▶ EXERCISE
Look at the entries below and reproduce them exactly.

(Items from a figure collection)
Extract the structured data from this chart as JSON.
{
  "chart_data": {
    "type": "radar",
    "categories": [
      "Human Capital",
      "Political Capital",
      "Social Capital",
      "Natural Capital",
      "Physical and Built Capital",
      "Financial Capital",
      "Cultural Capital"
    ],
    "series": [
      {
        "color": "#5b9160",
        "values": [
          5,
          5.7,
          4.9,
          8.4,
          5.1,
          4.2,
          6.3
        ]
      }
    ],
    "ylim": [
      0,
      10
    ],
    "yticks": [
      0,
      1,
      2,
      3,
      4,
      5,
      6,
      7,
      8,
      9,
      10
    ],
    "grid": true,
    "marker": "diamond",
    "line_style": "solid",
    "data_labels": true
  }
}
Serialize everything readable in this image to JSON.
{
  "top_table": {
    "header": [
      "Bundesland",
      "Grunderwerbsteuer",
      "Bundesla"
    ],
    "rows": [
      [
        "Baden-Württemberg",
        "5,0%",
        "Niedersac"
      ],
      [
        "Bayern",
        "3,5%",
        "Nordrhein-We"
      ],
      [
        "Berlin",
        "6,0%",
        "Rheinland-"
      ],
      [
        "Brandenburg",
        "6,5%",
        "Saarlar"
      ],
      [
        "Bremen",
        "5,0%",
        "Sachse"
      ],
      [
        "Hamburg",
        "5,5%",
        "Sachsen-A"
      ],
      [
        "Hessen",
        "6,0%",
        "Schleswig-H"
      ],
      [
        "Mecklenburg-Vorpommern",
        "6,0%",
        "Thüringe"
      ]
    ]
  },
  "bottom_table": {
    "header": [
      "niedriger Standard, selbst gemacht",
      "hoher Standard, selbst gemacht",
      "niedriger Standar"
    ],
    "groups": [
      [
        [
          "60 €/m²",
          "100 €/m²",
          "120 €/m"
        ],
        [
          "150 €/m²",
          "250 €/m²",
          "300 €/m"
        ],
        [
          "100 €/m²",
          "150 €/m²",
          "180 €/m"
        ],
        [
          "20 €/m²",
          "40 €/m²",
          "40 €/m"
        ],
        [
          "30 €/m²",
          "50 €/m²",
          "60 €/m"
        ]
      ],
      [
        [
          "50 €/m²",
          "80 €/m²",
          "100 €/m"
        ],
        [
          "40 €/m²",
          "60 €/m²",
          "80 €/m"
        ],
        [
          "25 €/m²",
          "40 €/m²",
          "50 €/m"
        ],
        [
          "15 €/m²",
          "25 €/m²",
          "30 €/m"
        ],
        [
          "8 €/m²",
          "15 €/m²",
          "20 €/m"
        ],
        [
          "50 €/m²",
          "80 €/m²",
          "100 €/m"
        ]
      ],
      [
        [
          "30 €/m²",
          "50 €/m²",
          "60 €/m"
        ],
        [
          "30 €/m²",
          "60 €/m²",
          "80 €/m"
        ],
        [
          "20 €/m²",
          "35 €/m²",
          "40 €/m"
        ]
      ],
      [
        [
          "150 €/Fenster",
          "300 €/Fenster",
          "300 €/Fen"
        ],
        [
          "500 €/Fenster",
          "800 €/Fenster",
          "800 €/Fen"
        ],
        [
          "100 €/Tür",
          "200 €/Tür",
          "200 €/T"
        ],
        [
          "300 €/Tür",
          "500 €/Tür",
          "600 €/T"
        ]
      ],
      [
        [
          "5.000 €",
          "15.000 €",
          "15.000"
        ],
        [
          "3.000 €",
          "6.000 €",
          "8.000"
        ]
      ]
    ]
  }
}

▶ SOLUTION FOR THIS TASK
Extract the structured data from this chart as JSON.
{
  "chart_data": {
    "type": "radar",
    "categories": [
      "Human Capital",
      "Political Capital",
      "Social Capital",
      "Natural Capital",
      "Physical and Built Capital",
      "Financial Capital",
      "Cultural Capital"
    ],
    "series": [
      {
        "color": "#5b9160",
        "values": [
          5,
          5.7,
          4.9,
          8.4,
          5.1,
          4.2,
          6.3
        ]
      }
    ],
    "ylim": [
      0,
      10
    ],
    "yticks": [
      0,
      1,
      2,
      3,
      4,
      5,
      6,
      7,
      8,
      9,
      10
    ],
    "grid": true,
    "marker": "diamond",
    "line_style": "solid",
    "data_labels": true
  }
}
Serialize everything readable in this image to JSON.
{
  "top_table": {
    "header": [
      "Bundesland",
      "Grunderwerbsteuer",
      "Bundesla"
    ],
    "rows": [
      [
        "Baden-Württemberg",
        "5,0%",
        "Niedersac"
      ],
      [
        "Bayern",
        "3,5%",
        "Nordrhein-We"
      ],
      [
        "Berlin",
        "6,0%",
        "Rheinland-"
      ],
      [
        "Brandenburg",
        "6,5%",
        "Saarlar"
      ],
      [
        "Bremen",
        "5,0%",
        "Sachse"
      ],
      [
        "Hamburg",
        "5,5%",
        "Sachsen-A"
      ],
      [
        "Hessen",
        "6,0%",
        "Schleswig-H"
      ],
      [
        "Mecklenburg-Vorpommern",
        "6,0%",
        "Thüringe"
      ]
    ]
  },
  "bottom_table": {
    "header": [
      "niedriger Standard, selbst gemacht",
      "hoher Standard, selbst gemacht",
      "niedriger Standar"
    ],
    "groups": [
      [
        [
          "60 €/m²",
          "100 €/m²",
          "120 €/m"
        ],
        [
          "150 €/m²",
          "250 €/m²",
          "300 €/m"
        ],
        [
          "100 €/m²",
          "150 €/m²",
          "180 €/m"
        ],
        [
          "20 €/m²",
          "40 €/m²",
          "40 €/m"
        ],
        [
          "30 €/m²",
          "50 €/m²",
          "60 €/m"
        ]
      ],
      [
        [
          "50 €/m²",
          "80 €/m²",
          "100 €/m"
        ],
        [
          "40 €/m²",
          "60 €/m²",
          "80 €/m"
        ],
        [
          "25 €/m²",
          "40 €/m²",
          "50 €/m"
        ],
        [
          "15 €/m²",
          "25 €/m²",
          "30 €/m"
        ],
        [
          "8 €/m²",
          "15 €/m²",
          "20 €/m"
        ],
        [
          "50 €/m²",
          "80 €/m²",
          "100 €/m"
        ]
      ],
      [
        [
          "30 €/m²",
          "50 €/m²",
          "60 €/m"
        ],
        [
          "30 €/m²",
          "60 €/m²",
          "80 €/m"
        ],
        [
          "20 €/m²",
          "35 €/m²",
          "40 €/m"
        ]
      ],
      [
        [
          "150 €/Fenster",
          "300 €/Fenster",
          "300 €/Fen"
        ],
        [
          "500 €/Fenster",
          "800 €/Fenster",
          "800 €/Fen"
        ],
        [
          "100 €/Tür",
          "200 €/Tür",
          "200 €/T"
        ],
        [
          "300 €/Tür",
          "500 €/Tür",
          "600 €/T"
        ]
      ],
      [
        [
          "5.000 €",
          "15.000 €",
          "15.000"
        ],
        [
          "3.000 €",
          "6.000 €",
          "8.000"
        ]
      ]
    ]
  }
}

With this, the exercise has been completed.